**What the task asks**: Your task is to print every entry below exactly as given.

***

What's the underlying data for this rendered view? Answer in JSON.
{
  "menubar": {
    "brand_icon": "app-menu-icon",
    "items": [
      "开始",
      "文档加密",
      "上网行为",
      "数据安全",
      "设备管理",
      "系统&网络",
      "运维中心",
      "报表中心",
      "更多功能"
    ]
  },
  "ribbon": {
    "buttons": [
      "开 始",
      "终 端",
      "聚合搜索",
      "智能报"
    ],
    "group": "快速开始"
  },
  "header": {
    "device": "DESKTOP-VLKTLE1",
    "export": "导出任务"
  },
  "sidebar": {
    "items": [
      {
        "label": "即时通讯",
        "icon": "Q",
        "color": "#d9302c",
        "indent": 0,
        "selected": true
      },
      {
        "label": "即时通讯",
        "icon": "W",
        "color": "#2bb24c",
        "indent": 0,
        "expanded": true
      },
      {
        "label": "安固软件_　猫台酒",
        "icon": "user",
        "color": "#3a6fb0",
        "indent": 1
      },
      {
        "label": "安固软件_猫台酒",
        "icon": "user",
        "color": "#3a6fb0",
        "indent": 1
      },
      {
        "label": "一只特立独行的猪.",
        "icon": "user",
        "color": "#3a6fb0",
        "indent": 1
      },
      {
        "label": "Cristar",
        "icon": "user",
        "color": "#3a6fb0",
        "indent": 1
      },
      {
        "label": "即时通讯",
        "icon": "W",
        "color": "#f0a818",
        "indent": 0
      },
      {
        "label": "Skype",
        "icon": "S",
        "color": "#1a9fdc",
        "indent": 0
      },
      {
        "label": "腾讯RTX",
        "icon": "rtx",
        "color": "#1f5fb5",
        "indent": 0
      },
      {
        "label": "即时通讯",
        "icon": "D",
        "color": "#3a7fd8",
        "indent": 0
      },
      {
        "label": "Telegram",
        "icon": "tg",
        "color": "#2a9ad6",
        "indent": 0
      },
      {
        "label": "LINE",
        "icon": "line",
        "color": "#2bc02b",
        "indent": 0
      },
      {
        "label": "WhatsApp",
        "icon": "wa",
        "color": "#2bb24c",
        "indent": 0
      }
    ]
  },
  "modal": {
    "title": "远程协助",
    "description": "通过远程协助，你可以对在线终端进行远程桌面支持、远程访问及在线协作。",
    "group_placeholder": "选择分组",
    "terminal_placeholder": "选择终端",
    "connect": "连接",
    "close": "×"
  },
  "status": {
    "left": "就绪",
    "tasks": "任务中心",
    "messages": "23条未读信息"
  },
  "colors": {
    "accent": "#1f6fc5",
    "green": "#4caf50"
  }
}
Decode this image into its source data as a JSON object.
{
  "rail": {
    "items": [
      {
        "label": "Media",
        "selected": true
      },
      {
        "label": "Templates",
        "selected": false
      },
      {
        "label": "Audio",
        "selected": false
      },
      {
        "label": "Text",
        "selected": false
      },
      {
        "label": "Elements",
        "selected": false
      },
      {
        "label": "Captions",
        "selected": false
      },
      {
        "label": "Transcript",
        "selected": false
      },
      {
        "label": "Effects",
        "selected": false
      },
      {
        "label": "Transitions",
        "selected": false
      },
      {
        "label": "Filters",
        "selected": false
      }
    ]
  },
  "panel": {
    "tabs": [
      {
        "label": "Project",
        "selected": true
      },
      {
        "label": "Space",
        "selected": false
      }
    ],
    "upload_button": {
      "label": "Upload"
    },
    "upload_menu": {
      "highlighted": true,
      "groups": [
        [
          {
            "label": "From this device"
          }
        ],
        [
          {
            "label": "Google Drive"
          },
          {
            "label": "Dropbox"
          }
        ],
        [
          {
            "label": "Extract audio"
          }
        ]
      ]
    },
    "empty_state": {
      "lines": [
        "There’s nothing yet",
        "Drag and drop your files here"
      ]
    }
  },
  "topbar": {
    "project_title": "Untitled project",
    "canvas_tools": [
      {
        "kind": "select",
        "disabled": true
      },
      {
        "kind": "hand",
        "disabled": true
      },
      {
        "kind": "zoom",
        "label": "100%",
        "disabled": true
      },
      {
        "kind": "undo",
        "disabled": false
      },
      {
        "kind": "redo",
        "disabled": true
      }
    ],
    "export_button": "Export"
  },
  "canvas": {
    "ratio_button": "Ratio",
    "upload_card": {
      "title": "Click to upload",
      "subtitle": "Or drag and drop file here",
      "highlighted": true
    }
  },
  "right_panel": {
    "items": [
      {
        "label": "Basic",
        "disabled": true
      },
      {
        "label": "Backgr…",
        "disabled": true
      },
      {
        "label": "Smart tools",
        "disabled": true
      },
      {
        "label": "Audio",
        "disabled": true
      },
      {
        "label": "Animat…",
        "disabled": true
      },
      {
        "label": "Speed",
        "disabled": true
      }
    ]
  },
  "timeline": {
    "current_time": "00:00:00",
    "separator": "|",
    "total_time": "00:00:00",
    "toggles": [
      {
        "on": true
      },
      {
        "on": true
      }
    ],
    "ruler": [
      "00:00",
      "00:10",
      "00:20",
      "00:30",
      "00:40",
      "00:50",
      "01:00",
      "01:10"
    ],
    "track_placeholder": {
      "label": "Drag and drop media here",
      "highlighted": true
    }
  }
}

***

**Answer to the problem**:
What's the underlying data for this rendered view? Answer in JSON.
{
  "menubar": {
    "brand_icon": "app-menu-icon",
    "items": [
      "开始",
      "文档加密",
      "上网行为",
      "数据安全",
      "设备管理",
      "系统&网络",
      "运维中心",
      "报表中心",
      "更多功能"
    ]
  },
  "ribbon": {
    "buttons": [
      "开 始",
      "终 端",
      "聚合搜索",
      "智能报"
    ],
    "group": "快速开始"
  },
  "header": {
    "device": "DESKTOP-VLKTLE1",
    "export": "导出任务"
  },
  "sidebar": {
    "items": [
      {
        "label": "即时通讯",
        "icon": "Q",
        "color": "#d9302c",
        "indent": 0,
        "selected": true
      },
      {
        "label": "即时通讯",
        "icon": "W",
        "color": "#2bb24c",
        "indent": 0,
        "expanded": true
      },
      {
        "label": "安固软件_　猫台酒",
        "icon": "user",
        "color": "#3a6fb0",
        "indent": 1
      },
      {
        "label": "安固软件_猫台酒",
        "icon": "user",
        "color": "#3a6fb0",
        "indent": 1
      },
      {
        "label": "一只特立独行的猪.",
        "icon": "user",
        "color": "#3a6fb0",
        "indent": 1
      },
      {
        "label": "Cristar",
        "icon": "user",
        "color": "#3a6fb0",
        "indent": 1
      },
      {
        "label": "即时通讯",
        "icon": "W",
        "color": "#f0a818",
        "indent": 0
      },
      {
        "label": "Skype",
        "icon": "S",
        "color": "#1a9fdc",
        "indent": 0
      },
      {
        "label": "腾讯RTX",
        "icon": "rtx",
        "color": "#1f5fb5",
        "indent": 0
      },
      {
        "label": "即时通讯",
        "icon": "D",
        "color": "#3a7fd8",
        "indent": 0
      },
      {
        "label": "Telegram",
        "icon": "tg",
        "color": "#2a9ad6",
        "indent": 0
      },
      {
        "label": "LINE",
        "icon": "line",
        "color": "#2bc02b",
        "indent": 0
      },
      {
        "label": "WhatsApp",
        "icon": "wa",
        "color": "#2bb24c",
        "indent": 0
      }
    ]
  },
  "modal": {
    "title": "远程协助",
    "description": "通过远程协助，你可以对在线终端进行远程桌面支持、远程访问及在线协作。",
    "group_placeholder": "选择分组",
    "terminal_placeholder": "选择终端",
    "connect": "连接",
    "close": "×"
  },
  "status": {
    "left": "就绪",
    "tasks": "任务中心",
    "messages": "23条未读信息"
  },
  "colors": {
    "accent": "#1f6fc5",
    "green": "#4caf50"
  }
}
Decode this image into its source data as a JSON object.
{
  "rail": {
    "items": [
      {
        "label": "Media",
        "selected": true
      },
      {
        "label": "Templates",
        "selected": false
      },
      {
        "label": "Audio",
        "selected": false
      },
      {
        "label": "Text",
        "selected": false
      },
      {
        "label": "Elements",
        "selected": false
      },
      {
        "label": "Captions",
        "selected": false
      },
      {
        "label": "Transcript",
        "selected": false
      },
      {
        "label": "Effects",
        "selected": false
      },
      {
        "label": "Transitions",
        "selected": false
      },
      {
        "label": "Filters",
        "selected": false
      }
    ]
  },
  "panel": {
    "tabs": [
      {
        "label": "Project",
        "selected": true
      },
      {
        "label": "Space",
        "selected": false
      }
    ],
    "upload_button": {
      "label": "Upload"
    },
    "upload_menu": {
      "highlighted": true,
      "groups": [
        [
          {
            "label": "From this device"
          }
        ],
        [
          {
            "label": "Google Drive"
          },
          {
            "label": "Dropbox"
          }
        ],
        [
          {
            "label": "Extract audio"
          }
        ]
      ]
    },
    "empty_state": {
      "lines": [
        "There’s nothing yet",
        "Drag and drop your files here"
      ]
    }
  },
  "topbar": {
    "project_title": "Untitled project",
    "canvas_tools": [
      {
        "kind": "select",
        "disabled": true
      },
      {
        "kind": "hand",
        "disabled": true
      },
      {
        "kind": "zoom",
        "label": "100%",
        "disabled": true
      },
      {
        "kind": "undo",
        "disabled": false
      },
      {
        "kind": "redo",
        "disabled": true
      }
    ],
    "export_button": "Export"
  },
  "canvas": {
    "ratio_button": "Ratio",
    "upload_card": {
      "title": "Click to upload",
      "subtitle": "Or drag and drop file here",
      "highlighted": true
    }
  },
  "right_panel": {
    "items": [
      {
        "label": "Basic",
        "disabled": true
      },
      {
        "label": "Backgr…",
        "disabled": true
      },
      {
        "label": "Smart tools",
        "disabled": true
      },
      {
        "label": "Audio",
        "disabled": true
      },
      {
        "label": "Animat…",
        "disabled": true
      },
      {
        "label": "Speed",
        "disabled": true
      }
    ]
  },
  "timeline": {
    "current_time": "00:00:00",
    "separator": "|",
    "total_time": "00:00:00",
    "toggles": [
      {
        "on": true
      },
      {
        "on": true
      }
    ],
    "ruler": [
      "00:00",
      "00:10",
      "00:20",
      "00:30",
      "00:40",
      "00:50",
      "01:00",
      "01:10"
    ],
    "track_placeholder": {
      "label": "Drag and drop media here",
      "highlighted": true
    }
  }
}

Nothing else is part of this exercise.